--- ENTRIES ---

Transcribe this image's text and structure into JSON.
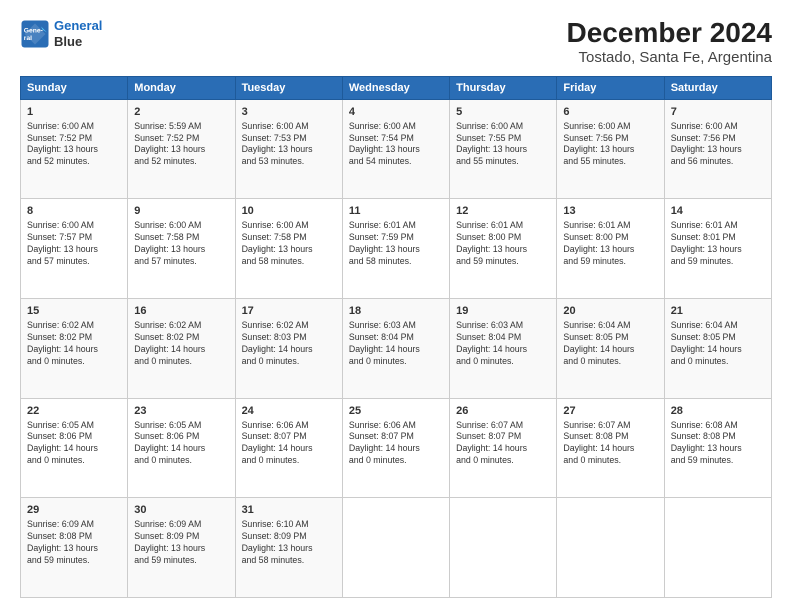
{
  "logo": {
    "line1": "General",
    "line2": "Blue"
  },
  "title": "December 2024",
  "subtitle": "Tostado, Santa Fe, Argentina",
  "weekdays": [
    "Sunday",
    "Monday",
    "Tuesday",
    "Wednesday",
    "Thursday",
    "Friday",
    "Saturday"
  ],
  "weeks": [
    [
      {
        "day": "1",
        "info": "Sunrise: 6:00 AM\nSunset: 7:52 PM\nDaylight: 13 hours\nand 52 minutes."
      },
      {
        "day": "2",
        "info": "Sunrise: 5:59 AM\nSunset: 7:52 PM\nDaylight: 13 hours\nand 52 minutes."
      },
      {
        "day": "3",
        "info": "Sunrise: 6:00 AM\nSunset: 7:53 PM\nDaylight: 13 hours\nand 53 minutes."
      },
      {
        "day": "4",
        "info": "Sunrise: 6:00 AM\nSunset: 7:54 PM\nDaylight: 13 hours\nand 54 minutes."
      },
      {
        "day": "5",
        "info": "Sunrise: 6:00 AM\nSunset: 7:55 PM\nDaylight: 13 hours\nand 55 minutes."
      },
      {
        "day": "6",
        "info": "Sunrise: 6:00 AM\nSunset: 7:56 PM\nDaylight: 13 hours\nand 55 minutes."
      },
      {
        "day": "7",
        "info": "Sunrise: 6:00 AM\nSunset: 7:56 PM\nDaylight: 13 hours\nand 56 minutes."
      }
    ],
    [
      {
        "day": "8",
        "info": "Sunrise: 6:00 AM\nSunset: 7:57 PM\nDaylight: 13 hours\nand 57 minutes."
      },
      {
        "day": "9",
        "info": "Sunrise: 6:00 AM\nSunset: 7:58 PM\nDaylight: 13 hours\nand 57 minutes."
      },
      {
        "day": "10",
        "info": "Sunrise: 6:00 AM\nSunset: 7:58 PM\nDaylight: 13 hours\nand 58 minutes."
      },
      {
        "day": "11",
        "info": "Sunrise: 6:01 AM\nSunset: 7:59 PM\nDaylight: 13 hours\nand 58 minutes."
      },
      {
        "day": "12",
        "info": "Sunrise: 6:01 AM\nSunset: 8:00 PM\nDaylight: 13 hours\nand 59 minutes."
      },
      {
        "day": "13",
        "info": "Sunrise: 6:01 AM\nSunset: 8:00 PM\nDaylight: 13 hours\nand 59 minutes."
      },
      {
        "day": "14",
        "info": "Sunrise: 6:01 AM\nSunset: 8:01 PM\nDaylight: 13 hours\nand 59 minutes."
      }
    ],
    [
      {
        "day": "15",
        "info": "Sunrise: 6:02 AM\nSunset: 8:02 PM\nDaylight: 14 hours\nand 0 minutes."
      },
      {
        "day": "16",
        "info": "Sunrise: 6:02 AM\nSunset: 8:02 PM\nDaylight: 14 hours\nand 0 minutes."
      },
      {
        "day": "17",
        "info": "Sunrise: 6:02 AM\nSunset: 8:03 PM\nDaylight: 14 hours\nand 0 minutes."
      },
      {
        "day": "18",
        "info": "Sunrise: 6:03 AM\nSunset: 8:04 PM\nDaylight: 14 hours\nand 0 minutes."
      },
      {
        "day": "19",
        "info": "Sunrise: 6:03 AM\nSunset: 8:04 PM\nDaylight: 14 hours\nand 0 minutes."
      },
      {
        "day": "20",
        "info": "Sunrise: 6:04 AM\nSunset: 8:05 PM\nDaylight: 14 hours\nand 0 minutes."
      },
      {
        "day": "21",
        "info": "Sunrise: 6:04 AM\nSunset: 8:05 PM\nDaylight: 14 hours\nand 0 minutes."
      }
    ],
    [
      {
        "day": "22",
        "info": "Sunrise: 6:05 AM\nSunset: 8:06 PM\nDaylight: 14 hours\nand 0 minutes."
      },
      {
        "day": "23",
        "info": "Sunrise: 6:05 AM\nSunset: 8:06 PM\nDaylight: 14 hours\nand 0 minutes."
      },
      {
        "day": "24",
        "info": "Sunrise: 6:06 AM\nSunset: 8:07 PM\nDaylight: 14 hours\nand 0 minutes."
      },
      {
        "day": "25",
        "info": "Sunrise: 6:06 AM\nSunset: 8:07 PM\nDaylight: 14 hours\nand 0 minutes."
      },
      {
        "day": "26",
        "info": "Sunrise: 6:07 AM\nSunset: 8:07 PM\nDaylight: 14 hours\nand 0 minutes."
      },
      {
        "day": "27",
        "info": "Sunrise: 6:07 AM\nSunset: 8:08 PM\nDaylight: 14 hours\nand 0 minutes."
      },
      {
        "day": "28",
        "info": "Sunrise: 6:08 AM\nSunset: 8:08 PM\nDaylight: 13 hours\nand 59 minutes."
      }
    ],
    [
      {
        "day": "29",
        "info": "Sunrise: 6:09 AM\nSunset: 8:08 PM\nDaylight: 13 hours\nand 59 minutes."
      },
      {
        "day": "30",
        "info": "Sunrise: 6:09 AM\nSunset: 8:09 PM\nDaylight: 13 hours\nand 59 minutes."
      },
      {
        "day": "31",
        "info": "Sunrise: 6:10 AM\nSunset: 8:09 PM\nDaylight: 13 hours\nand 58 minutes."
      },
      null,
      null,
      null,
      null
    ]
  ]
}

---
--- ENTRIES ---

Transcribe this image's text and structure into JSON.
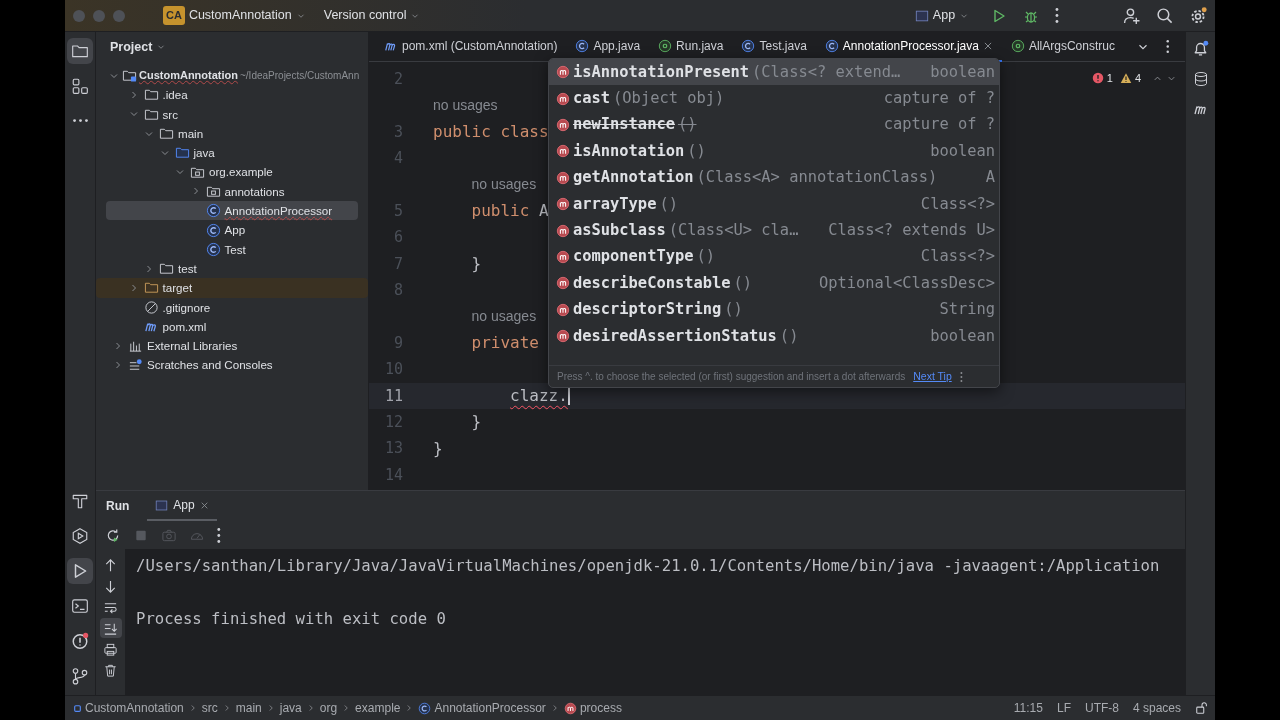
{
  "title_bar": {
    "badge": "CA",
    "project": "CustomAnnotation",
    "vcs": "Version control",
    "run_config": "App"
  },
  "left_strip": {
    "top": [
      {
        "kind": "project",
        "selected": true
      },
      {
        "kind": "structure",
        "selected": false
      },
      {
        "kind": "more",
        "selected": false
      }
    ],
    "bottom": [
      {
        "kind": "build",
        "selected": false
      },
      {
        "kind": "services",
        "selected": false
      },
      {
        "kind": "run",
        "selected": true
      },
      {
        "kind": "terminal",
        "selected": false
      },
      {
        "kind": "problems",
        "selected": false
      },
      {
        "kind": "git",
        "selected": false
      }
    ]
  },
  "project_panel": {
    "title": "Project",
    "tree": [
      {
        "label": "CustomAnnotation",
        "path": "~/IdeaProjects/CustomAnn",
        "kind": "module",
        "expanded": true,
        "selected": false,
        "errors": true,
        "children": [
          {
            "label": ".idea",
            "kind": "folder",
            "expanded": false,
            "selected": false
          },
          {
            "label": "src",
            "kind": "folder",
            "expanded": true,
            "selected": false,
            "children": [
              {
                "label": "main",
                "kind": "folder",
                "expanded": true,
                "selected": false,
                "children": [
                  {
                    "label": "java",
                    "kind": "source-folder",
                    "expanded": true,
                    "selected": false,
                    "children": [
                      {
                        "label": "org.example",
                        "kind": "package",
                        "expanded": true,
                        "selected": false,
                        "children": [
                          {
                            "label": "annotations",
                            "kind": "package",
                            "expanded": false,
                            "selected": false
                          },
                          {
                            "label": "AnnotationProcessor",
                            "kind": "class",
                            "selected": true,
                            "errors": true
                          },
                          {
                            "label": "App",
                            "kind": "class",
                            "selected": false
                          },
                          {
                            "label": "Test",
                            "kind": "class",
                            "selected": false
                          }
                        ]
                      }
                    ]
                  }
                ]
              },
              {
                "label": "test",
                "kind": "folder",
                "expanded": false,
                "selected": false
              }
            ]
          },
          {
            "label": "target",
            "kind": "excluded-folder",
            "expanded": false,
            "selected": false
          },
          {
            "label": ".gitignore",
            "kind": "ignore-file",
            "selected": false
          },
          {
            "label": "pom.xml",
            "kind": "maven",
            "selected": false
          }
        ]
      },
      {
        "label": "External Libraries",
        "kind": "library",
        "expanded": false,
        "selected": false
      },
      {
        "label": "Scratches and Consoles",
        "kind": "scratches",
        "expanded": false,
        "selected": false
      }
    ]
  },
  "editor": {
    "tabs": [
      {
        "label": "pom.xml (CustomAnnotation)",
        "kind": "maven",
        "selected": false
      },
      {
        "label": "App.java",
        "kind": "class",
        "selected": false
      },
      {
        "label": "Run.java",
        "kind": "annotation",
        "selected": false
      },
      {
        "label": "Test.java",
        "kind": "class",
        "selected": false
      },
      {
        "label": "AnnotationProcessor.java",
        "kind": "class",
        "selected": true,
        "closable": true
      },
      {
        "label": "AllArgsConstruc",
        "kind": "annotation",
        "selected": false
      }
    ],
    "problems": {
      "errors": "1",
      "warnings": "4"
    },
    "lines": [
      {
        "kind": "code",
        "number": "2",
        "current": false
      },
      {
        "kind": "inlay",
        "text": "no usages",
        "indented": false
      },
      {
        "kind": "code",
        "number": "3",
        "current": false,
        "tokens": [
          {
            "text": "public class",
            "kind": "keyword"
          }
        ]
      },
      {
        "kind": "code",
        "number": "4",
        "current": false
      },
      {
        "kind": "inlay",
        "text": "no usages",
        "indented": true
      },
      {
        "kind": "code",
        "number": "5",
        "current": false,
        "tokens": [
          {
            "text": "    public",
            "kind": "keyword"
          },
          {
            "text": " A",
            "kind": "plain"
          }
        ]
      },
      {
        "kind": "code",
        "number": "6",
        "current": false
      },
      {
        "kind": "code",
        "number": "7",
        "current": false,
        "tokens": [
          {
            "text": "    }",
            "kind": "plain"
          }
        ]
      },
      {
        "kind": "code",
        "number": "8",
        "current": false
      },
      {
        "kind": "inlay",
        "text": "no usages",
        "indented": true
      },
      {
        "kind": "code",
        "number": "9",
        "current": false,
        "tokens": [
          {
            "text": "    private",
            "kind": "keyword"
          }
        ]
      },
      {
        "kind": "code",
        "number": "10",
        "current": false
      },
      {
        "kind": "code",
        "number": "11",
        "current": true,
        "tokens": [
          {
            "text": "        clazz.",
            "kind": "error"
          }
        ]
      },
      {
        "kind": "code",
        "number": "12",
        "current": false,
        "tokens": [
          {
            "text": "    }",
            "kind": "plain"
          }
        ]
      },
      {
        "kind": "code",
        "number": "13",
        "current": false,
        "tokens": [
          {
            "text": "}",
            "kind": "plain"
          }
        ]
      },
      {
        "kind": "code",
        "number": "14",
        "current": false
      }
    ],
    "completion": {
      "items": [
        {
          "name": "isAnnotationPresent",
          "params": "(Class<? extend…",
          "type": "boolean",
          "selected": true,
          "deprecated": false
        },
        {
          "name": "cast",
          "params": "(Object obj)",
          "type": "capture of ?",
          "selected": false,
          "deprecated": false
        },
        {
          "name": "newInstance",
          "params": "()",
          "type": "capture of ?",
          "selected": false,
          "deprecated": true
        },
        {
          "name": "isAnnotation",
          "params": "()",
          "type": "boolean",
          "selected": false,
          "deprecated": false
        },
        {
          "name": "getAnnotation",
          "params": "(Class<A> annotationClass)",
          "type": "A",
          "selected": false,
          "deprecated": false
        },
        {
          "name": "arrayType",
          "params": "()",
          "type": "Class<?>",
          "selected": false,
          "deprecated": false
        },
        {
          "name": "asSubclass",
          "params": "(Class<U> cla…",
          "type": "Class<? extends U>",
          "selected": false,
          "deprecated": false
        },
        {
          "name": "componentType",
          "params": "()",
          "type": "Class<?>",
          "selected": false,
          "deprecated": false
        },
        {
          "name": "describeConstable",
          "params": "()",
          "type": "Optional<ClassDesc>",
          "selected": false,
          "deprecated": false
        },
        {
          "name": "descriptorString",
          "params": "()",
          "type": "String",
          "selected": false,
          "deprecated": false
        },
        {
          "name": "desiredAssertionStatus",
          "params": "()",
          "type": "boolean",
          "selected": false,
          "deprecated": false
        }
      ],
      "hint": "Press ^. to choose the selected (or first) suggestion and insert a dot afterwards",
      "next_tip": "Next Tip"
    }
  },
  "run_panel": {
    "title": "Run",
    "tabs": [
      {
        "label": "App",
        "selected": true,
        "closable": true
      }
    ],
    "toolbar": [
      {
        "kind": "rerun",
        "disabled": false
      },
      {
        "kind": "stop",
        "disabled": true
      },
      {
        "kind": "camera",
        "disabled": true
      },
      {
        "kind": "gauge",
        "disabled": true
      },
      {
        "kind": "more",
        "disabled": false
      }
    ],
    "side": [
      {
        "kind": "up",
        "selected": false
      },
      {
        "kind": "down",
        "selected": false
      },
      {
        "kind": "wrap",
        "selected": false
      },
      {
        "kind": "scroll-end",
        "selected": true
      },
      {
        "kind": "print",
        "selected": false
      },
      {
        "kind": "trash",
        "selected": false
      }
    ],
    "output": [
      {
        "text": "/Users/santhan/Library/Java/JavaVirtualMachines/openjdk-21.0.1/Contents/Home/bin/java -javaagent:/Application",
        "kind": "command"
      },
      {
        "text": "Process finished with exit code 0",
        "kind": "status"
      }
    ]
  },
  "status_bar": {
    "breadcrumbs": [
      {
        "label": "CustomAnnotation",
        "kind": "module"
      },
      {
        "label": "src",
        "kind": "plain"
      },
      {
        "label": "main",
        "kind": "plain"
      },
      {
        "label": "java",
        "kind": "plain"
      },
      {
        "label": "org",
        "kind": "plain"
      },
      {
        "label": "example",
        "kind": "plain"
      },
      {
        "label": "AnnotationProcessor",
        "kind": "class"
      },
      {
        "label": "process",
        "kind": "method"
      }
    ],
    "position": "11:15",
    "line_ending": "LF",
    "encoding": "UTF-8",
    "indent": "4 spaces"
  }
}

---

EXERCISE TASK: Gather up, from the records above, each line where the word "java" appears.

COMPLETE RESPONSE:
                    "label": "java",
        "label": "App.java",
        "label": "Run.java",
        "label": "Test.java",
        "label": "AnnotationProcessor.java",
        "text": "/Users/santhan/Library/Java/JavaVirtualMachines/openjdk-21.0.1/Contents/Home/bin/java -javaagent:/Application",
        "label": "java",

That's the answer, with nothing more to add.